Set out each line from the following listing that includes the word "icon".

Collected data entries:
........

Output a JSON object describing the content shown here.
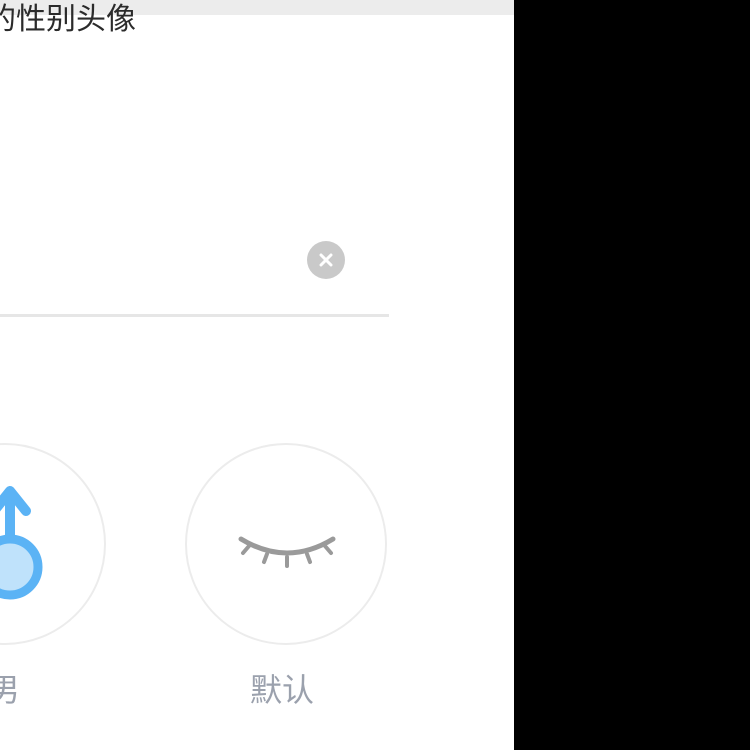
{
  "header": {
    "partial_title": "的性别头像"
  },
  "input": {
    "clear_icon": "clear-icon"
  },
  "gender_options": [
    {
      "label": "男",
      "icon": "male-symbol-icon",
      "color": "#5bb3f5"
    },
    {
      "label": "默认",
      "icon": "closed-eye-icon",
      "color": "#9a9a9a"
    }
  ],
  "colors": {
    "background_right": "#000000",
    "panel": "#ffffff",
    "label": "#9ba1ad",
    "male_accent": "#5bb3f5"
  }
}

........

THE REPLY:
    "clear_icon": "clear-icon"
      "icon": "male-symbol-icon",
      "icon": "closed-eye-icon",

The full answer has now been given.